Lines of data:
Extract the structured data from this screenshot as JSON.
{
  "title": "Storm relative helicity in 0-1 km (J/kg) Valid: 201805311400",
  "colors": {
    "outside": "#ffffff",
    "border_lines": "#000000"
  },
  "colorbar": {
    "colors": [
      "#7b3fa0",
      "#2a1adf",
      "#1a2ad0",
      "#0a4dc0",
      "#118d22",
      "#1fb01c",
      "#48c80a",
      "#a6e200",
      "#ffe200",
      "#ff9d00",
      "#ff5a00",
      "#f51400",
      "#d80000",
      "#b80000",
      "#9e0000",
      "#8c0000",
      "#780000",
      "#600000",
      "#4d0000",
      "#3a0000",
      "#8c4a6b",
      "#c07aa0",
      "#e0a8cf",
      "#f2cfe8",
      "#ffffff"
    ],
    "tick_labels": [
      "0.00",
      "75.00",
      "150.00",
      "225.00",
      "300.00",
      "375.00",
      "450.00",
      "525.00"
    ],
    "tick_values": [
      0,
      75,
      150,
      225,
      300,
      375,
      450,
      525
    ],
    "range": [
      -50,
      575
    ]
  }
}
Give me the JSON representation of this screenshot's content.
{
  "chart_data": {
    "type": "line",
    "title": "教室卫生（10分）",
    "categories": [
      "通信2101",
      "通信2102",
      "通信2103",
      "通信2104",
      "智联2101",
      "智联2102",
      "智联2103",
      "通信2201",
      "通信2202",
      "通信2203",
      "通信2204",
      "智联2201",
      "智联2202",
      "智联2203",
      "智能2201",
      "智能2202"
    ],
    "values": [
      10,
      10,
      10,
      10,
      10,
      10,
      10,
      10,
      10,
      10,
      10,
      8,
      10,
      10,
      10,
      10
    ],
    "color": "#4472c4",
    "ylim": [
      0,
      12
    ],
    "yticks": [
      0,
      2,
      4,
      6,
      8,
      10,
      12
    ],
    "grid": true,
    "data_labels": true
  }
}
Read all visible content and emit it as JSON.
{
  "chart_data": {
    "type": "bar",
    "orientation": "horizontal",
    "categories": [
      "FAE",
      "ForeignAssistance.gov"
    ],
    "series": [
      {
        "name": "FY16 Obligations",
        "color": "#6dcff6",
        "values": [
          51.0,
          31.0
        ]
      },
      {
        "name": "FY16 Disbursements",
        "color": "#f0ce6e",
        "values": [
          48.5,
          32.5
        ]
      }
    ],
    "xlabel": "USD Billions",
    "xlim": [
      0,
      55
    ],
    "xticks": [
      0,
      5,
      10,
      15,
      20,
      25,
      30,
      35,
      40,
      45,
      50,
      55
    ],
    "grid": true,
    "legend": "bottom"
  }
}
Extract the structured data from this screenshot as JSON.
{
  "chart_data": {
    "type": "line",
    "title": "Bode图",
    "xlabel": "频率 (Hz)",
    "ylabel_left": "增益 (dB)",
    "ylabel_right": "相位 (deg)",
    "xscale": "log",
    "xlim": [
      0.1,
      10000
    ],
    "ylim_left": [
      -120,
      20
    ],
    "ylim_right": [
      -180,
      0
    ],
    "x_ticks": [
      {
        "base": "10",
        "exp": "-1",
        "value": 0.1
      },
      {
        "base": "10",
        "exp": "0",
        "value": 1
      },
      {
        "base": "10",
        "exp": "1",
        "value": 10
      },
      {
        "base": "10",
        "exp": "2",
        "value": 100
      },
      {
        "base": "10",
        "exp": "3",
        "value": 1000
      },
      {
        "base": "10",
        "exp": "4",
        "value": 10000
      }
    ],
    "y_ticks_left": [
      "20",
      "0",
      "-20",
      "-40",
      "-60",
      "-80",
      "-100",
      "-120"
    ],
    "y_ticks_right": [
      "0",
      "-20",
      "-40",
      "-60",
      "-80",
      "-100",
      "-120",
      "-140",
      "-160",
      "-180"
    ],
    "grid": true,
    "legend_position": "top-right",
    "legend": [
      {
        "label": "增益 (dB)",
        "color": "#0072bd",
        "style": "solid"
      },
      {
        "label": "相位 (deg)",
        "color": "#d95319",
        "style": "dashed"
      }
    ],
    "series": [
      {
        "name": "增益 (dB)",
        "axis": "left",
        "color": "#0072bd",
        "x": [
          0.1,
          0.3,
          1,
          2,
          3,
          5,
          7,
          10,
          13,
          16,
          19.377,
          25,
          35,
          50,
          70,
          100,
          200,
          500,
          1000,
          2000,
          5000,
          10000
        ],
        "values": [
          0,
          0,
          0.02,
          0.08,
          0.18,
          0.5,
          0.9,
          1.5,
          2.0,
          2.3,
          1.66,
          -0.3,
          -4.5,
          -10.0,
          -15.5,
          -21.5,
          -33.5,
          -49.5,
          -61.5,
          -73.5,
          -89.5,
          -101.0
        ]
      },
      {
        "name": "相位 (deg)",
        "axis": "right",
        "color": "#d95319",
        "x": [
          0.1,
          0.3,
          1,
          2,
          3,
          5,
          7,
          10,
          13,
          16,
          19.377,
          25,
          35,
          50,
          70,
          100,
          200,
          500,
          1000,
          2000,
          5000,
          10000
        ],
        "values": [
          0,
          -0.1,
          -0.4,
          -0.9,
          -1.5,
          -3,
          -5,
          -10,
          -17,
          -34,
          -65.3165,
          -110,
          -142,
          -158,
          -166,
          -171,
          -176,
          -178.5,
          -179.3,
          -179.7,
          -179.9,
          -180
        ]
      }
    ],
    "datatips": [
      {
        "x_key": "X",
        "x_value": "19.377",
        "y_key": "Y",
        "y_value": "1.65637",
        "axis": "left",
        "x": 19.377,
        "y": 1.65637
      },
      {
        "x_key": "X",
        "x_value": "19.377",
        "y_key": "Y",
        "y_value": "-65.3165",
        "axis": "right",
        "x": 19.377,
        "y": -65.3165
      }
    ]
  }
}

◆ Description of the task
Exactly reproduce every record.

◆ Result for this exercise
Extract the structured data from this screenshot as JSON.
{
  "title": "Storm relative helicity in 0-1 km (J/kg) Valid: 201805311400",
  "colors": {
    "outside": "#ffffff",
    "border_lines": "#000000"
  },
  "colorbar": {
    "colors": [
      "#7b3fa0",
      "#2a1adf",
      "#1a2ad0",
      "#0a4dc0",
      "#118d22",
      "#1fb01c",
      "#48c80a",
      "#a6e200",
      "#ffe200",
      "#ff9d00",
      "#ff5a00",
      "#f51400",
      "#d80000",
      "#b80000",
      "#9e0000",
      "#8c0000",
      "#780000",
      "#600000",
      "#4d0000",
      "#3a0000",
      "#8c4a6b",
      "#c07aa0",
      "#e0a8cf",
      "#f2cfe8",
      "#ffffff"
    ],
    "tick_labels": [
      "0.00",
      "75.00",
      "150.00",
      "225.00",
      "300.00",
      "375.00",
      "450.00",
      "525.00"
    ],
    "tick_values": [
      0,
      75,
      150,
      225,
      300,
      375,
      450,
      525
    ],
    "range": [
      -50,
      575
    ]
  }
}
Give me the JSON representation of this screenshot's content.
{
  "chart_data": {
    "type": "line",
    "title": "教室卫生（10分）",
    "categories": [
      "通信2101",
      "通信2102",
      "通信2103",
      "通信2104",
      "智联2101",
      "智联2102",
      "智联2103",
      "通信2201",
      "通信2202",
      "通信2203",
      "通信2204",
      "智联2201",
      "智联2202",
      "智联2203",
      "智能2201",
      "智能2202"
    ],
    "values": [
      10,
      10,
      10,
      10,
      10,
      10,
      10,
      10,
      10,
      10,
      10,
      8,
      10,
      10,
      10,
      10
    ],
    "color": "#4472c4",
    "ylim": [
      0,
      12
    ],
    "yticks": [
      0,
      2,
      4,
      6,
      8,
      10,
      12
    ],
    "grid": true,
    "data_labels": true
  }
}
Read all visible content and emit it as JSON.
{
  "chart_data": {
    "type": "bar",
    "orientation": "horizontal",
    "categories": [
      "FAE",
      "ForeignAssistance.gov"
    ],
    "series": [
      {
        "name": "FY16 Obligations",
        "color": "#6dcff6",
        "values": [
          51.0,
          31.0
        ]
      },
      {
        "name": "FY16 Disbursements",
        "color": "#f0ce6e",
        "values": [
          48.5,
          32.5
        ]
      }
    ],
    "xlabel": "USD Billions",
    "xlim": [
      0,
      55
    ],
    "xticks": [
      0,
      5,
      10,
      15,
      20,
      25,
      30,
      35,
      40,
      45,
      50,
      55
    ],
    "grid": true,
    "legend": "bottom"
  }
}
Extract the structured data from this screenshot as JSON.
{
  "chart_data": {
    "type": "line",
    "title": "Bode图",
    "xlabel": "频率 (Hz)",
    "ylabel_left": "增益 (dB)",
    "ylabel_right": "相位 (deg)",
    "xscale": "log",
    "xlim": [
      0.1,
      10000
    ],
    "ylim_left": [
      -120,
      20
    ],
    "ylim_right": [
      -180,
      0
    ],
    "x_ticks": [
      {
        "base": "10",
        "exp": "-1",
        "value": 0.1
      },
      {
        "base": "10",
        "exp": "0",
        "value": 1
      },
      {
        "base": "10",
        "exp": "1",
        "value": 10
      },
      {
        "base": "10",
        "exp": "2",
        "value": 100
      },
      {
        "base": "10",
        "exp": "3",
        "value": 1000
      },
      {
        "base": "10",
        "exp": "4",
        "value": 10000
      }
    ],
    "y_ticks_left": [
      "20",
      "0",
      "-20",
      "-40",
      "-60",
      "-80",
      "-100",
      "-120"
    ],
    "y_ticks_right": [
      "0",
      "-20",
      "-40",
      "-60",
      "-80",
      "-100",
      "-120",
      "-140",
      "-160",
      "-180"
    ],
    "grid": true,
    "legend_position": "top-right",
    "legend": [
      {
        "label": "增益 (dB)",
        "color": "#0072bd",
        "style": "solid"
      },
      {
        "label": "相位 (deg)",
        "color": "#d95319",
        "style": "dashed"
      }
    ],
    "series": [
      {
        "name": "增益 (dB)",
        "axis": "left",
        "color": "#0072bd",
        "x": [
          0.1,
          0.3,
          1,
          2,
          3,
          5,
          7,
          10,
          13,
          16,
          19.377,
          25,
          35,
          50,
          70,
          100,
          200,
          500,
          1000,
          2000,
          5000,
          10000
        ],
        "values": [
          0,
          0,
          0.02,
          0.08,
          0.18,
          0.5,
          0.9,
          1.5,
          2.0,
          2.3,
          1.66,
          -0.3,
          -4.5,
          -10.0,
          -15.5,
          -21.5,
          -33.5,
          -49.5,
          -61.5,
          -73.5,
          -89.5,
          -101.0
        ]
      },
      {
        "name": "相位 (deg)",
        "axis": "right",
        "color": "#d95319",
        "x": [
          0.1,
          0.3,
          1,
          2,
          3,
          5,
          7,
          10,
          13,
          16,
          19.377,
          25,
          35,
          50,
          70,
          100,
          200,
          500,
          1000,
          2000,
          5000,
          10000
        ],
        "values": [
          0,
          -0.1,
          -0.4,
          -0.9,
          -1.5,
          -3,
          -5,
          -10,
          -17,
          -34,
          -65.3165,
          -110,
          -142,
          -158,
          -166,
          -171,
          -176,
          -178.5,
          -179.3,
          -179.7,
          -179.9,
          -180
        ]
      }
    ],
    "datatips": [
      {
        "x_key": "X",
        "x_value": "19.377",
        "y_key": "Y",
        "y_value": "1.65637",
        "axis": "left",
        "x": 19.377,
        "y": 1.65637
      },
      {
        "x_key": "X",
        "x_value": "19.377",
        "y_key": "Y",
        "y_value": "-65.3165",
        "axis": "right",
        "x": 19.377,
        "y": -65.3165
      }
    ]
  }
}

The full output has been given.